**** Dataset ****

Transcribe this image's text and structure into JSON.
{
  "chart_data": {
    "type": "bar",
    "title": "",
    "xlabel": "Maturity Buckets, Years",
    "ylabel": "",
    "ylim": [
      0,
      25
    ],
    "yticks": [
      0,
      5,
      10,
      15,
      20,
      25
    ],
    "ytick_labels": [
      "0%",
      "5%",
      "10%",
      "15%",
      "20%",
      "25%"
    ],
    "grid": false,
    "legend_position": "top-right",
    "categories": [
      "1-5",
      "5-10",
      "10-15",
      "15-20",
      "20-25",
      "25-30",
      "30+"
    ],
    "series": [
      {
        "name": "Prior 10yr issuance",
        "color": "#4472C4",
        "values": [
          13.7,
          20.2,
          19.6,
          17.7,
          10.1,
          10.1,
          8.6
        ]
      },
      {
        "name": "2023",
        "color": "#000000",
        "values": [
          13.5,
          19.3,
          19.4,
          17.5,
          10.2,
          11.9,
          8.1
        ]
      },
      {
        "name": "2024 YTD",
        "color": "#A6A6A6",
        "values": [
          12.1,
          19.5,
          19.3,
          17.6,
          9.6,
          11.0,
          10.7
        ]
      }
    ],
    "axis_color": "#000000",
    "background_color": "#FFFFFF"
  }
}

****

◆ **Required work**
Using the entries above, please restate each one word for word.

◆ **Solution to the exercise**
Transcribe this image's text and structure into JSON.
{
  "chart_data": {
    "type": "bar",
    "title": "",
    "xlabel": "Maturity Buckets, Years",
    "ylabel": "",
    "ylim": [
      0,
      25
    ],
    "yticks": [
      0,
      5,
      10,
      15,
      20,
      25
    ],
    "ytick_labels": [
      "0%",
      "5%",
      "10%",
      "15%",
      "20%",
      "25%"
    ],
    "grid": false,
    "legend_position": "top-right",
    "categories": [
      "1-5",
      "5-10",
      "10-15",
      "15-20",
      "20-25",
      "25-30",
      "30+"
    ],
    "series": [
      {
        "name": "Prior 10yr issuance",
        "color": "#4472C4",
        "values": [
          13.7,
          20.2,
          19.6,
          17.7,
          10.1,
          10.1,
          8.6
        ]
      },
      {
        "name": "2023",
        "color": "#000000",
        "values": [
          13.5,
          19.3,
          19.4,
          17.5,
          10.2,
          11.9,
          8.1
        ]
      },
      {
        "name": "2024 YTD",
        "color": "#A6A6A6",
        "values": [
          12.1,
          19.5,
          19.3,
          17.6,
          9.6,
          11.0,
          10.7
        ]
      }
    ],
    "axis_color": "#000000",
    "background_color": "#FFFFFF"
  }
}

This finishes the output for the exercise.